* BEGIN PROVIDED ENTRIES *
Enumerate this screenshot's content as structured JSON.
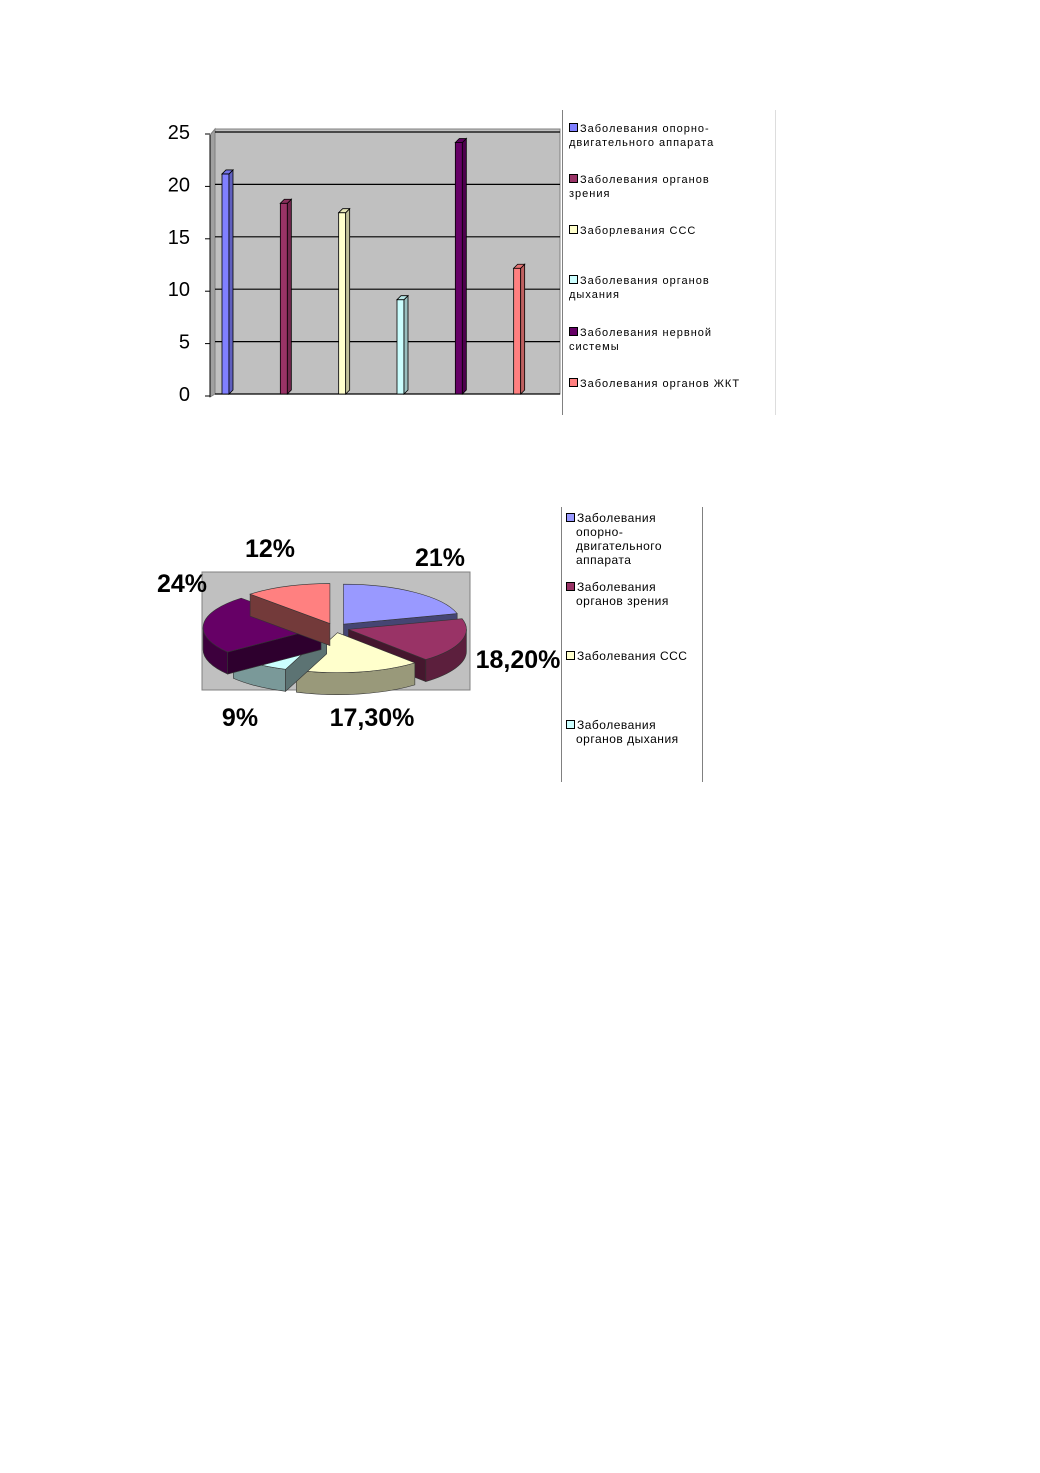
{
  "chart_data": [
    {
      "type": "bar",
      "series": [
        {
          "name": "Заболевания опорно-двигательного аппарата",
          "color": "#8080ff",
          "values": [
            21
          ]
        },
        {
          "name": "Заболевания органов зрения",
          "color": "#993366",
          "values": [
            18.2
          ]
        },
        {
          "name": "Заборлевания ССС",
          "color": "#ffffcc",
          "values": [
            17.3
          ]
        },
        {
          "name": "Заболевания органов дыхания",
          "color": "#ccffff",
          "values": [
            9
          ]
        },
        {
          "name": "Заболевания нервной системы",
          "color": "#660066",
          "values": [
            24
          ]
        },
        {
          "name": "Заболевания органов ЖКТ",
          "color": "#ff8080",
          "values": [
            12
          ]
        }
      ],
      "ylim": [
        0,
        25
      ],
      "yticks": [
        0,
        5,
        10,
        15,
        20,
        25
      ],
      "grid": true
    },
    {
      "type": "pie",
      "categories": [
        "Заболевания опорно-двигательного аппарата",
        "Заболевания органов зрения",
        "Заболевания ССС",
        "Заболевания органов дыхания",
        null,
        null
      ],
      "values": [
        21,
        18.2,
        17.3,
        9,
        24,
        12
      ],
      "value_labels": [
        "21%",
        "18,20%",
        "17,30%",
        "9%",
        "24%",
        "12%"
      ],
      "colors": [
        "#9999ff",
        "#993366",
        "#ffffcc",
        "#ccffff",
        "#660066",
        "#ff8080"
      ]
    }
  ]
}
* END PROVIDED ENTRIES *
* BEGIN PROVIDED ENTRIES *
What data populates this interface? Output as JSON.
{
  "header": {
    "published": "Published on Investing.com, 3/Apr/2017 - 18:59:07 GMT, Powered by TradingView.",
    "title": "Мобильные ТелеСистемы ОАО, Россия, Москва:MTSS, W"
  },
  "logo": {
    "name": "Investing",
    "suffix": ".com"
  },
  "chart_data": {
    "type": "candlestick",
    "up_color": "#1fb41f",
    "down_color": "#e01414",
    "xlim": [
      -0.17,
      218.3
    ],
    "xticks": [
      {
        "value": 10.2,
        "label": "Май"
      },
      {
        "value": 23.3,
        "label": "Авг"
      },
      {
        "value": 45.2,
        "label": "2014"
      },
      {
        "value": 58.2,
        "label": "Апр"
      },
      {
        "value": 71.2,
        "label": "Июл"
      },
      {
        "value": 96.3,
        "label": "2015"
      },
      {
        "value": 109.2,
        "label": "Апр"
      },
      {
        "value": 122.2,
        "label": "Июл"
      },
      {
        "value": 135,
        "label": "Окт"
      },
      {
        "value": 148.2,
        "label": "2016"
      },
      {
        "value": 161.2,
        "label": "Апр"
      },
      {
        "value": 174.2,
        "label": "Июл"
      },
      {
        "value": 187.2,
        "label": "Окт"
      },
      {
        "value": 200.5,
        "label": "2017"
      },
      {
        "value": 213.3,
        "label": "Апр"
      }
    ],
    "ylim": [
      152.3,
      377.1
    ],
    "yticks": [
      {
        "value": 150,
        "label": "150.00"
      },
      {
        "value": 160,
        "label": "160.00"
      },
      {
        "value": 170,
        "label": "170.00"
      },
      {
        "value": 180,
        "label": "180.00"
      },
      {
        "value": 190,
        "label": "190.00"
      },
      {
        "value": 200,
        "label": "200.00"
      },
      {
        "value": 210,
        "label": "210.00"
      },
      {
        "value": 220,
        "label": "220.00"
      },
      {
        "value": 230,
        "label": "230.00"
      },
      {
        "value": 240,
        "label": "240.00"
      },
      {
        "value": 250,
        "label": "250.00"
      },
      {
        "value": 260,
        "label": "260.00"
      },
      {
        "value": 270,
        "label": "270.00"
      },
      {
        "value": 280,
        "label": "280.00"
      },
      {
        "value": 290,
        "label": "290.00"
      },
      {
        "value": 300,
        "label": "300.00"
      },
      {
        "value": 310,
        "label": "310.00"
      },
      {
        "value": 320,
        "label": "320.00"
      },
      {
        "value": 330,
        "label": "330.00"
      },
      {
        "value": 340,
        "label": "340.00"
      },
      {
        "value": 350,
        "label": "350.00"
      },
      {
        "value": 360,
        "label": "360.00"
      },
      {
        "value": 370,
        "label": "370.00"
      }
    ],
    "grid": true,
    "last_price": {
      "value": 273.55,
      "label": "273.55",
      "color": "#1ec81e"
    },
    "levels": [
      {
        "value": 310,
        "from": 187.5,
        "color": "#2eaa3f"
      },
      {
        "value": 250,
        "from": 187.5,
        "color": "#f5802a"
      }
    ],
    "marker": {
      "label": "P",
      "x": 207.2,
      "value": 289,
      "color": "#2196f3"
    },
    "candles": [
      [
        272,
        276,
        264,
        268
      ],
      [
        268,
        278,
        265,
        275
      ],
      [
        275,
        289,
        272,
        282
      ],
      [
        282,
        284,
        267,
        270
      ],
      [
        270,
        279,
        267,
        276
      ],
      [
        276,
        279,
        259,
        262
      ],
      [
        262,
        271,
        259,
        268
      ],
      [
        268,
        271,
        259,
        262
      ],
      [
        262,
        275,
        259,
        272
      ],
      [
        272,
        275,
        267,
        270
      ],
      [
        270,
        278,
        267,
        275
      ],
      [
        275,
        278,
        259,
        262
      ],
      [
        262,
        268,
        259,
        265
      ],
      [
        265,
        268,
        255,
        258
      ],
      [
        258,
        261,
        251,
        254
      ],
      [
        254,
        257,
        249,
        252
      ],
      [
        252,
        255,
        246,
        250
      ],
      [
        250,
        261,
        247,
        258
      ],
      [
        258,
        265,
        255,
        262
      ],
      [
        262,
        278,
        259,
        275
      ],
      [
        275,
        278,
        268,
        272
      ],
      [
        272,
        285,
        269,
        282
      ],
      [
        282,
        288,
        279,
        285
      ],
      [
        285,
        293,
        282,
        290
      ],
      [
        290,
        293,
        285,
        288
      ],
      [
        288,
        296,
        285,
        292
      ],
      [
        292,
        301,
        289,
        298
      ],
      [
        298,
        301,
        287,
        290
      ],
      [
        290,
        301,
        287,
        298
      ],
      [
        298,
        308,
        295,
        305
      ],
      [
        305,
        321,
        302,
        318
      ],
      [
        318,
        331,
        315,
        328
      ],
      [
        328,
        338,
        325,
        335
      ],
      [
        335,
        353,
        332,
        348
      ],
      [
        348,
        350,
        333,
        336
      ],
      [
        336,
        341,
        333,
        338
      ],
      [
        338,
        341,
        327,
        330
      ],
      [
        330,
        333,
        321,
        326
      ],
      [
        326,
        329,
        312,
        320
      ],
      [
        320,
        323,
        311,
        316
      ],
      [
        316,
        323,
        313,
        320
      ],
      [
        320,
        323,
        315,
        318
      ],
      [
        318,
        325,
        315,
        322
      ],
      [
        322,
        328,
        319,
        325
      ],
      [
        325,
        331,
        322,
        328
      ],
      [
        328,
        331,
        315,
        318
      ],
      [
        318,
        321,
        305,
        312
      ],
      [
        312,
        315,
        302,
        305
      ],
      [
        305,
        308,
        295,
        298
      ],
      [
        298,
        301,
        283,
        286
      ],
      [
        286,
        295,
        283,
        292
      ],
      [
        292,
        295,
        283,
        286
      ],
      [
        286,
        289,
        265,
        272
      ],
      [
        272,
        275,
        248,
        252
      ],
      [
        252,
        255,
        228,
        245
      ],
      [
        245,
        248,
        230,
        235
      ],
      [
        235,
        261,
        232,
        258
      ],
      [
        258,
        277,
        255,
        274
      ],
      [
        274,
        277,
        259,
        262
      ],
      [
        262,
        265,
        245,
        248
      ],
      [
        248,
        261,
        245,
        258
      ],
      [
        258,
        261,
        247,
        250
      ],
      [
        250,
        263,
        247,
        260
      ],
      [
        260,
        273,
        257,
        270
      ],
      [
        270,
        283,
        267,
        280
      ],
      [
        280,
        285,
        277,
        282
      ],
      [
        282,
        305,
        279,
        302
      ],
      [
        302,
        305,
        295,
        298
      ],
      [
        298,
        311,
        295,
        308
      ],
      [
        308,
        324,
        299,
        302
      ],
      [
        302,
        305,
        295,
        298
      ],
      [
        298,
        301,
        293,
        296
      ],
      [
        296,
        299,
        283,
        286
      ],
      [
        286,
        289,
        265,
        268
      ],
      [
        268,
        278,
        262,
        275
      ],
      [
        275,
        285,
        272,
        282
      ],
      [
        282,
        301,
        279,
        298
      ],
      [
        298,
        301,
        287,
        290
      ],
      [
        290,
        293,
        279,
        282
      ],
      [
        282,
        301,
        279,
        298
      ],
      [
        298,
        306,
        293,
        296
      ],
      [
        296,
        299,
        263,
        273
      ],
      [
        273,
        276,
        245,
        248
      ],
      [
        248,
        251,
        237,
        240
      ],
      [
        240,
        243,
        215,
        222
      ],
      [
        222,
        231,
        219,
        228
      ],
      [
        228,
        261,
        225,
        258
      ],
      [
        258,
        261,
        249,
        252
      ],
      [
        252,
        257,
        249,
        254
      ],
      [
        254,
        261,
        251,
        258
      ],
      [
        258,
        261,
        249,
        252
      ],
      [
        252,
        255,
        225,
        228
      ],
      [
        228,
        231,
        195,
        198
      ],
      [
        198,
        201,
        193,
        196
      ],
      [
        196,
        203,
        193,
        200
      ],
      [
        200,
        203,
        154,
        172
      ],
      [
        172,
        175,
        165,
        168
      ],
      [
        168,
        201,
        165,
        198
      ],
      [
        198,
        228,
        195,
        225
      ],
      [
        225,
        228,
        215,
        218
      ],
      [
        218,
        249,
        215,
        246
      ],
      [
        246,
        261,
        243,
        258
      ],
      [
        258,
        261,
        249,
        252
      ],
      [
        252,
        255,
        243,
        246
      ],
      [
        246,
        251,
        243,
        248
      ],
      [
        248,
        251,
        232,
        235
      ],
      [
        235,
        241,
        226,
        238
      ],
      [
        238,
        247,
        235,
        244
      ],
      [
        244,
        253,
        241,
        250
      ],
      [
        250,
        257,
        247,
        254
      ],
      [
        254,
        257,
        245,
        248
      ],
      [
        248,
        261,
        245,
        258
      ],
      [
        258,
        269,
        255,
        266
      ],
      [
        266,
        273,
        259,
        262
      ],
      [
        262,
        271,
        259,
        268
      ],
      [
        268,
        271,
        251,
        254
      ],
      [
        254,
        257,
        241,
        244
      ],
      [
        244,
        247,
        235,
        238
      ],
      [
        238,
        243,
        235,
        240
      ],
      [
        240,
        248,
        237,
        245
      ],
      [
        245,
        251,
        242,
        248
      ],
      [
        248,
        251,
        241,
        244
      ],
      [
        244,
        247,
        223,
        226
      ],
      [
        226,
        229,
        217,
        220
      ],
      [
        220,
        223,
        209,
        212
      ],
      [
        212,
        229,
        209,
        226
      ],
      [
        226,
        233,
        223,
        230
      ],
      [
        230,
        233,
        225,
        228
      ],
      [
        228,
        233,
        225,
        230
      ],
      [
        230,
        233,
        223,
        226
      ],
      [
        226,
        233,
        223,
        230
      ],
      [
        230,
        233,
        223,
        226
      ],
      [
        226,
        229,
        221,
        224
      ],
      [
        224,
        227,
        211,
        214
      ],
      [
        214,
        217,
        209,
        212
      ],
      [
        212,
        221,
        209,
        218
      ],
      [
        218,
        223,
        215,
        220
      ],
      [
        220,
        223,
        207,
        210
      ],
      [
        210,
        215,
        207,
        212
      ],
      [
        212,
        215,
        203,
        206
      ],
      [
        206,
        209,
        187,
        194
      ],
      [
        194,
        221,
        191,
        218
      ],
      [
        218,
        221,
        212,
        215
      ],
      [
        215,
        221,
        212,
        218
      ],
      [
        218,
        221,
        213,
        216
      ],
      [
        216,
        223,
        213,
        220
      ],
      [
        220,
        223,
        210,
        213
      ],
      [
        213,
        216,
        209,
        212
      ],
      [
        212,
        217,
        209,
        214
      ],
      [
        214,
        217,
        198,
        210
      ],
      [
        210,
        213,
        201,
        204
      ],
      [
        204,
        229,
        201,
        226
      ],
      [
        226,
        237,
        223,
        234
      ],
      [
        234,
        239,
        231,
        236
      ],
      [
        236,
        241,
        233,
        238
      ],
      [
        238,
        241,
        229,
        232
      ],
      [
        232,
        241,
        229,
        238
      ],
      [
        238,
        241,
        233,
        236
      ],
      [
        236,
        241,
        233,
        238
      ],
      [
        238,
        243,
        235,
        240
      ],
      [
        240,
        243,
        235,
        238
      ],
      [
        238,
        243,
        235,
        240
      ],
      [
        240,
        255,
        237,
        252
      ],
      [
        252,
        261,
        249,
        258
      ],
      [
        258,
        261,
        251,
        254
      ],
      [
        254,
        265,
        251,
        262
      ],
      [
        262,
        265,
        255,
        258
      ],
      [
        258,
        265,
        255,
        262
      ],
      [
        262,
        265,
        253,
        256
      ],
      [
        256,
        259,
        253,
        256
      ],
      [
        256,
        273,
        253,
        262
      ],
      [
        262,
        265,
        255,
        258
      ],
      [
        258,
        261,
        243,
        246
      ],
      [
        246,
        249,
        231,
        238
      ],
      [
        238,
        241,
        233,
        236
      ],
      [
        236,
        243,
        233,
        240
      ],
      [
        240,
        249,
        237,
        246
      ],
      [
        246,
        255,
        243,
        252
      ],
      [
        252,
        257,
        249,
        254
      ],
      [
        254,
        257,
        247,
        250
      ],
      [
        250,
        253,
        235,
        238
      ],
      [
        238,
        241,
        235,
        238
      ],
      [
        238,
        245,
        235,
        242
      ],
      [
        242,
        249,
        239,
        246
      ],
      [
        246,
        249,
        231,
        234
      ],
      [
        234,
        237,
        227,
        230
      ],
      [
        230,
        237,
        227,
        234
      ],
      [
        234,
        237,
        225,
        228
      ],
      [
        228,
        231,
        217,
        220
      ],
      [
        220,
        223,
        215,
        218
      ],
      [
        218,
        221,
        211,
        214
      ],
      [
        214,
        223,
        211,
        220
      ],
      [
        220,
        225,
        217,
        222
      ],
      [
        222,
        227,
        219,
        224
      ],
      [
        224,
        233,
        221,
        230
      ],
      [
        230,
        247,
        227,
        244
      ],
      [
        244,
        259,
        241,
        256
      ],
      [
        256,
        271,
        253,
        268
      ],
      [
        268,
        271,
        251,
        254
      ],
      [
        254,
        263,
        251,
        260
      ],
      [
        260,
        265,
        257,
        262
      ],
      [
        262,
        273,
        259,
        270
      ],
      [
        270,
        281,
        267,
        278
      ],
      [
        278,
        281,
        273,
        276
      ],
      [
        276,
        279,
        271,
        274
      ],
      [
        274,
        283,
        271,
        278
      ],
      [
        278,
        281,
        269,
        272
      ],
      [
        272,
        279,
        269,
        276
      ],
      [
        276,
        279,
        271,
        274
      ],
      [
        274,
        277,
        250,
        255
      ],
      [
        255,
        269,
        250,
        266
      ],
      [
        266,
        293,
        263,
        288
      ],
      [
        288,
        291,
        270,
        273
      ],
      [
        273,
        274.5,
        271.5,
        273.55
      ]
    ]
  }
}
* END PROVIDED ENTRIES *
* BEGIN PROVIDED ENTRIES *
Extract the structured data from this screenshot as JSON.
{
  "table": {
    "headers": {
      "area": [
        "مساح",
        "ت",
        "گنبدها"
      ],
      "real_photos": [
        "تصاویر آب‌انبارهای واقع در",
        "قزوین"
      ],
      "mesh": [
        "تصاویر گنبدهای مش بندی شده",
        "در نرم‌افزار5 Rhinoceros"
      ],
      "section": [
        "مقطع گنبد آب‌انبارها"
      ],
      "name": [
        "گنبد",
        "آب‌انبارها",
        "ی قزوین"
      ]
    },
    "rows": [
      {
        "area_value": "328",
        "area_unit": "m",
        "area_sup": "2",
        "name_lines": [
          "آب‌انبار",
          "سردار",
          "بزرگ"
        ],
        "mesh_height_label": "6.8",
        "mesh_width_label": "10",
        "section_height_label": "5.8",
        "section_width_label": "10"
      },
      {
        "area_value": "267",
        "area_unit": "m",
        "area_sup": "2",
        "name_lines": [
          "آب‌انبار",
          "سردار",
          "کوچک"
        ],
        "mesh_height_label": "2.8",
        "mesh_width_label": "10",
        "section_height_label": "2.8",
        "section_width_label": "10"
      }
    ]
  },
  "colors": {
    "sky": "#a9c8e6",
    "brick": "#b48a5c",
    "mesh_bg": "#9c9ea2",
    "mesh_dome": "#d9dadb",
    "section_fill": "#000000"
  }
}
* END PROVIDED ENTRIES *
THE REQUEST:
Gather each line of the listing containing the word "дыхания" and show it.

OUTPUT FOR THIS EXERCISE:
          "name": "Заболевания органов дыхания",
        "Заболевания органов дыхания",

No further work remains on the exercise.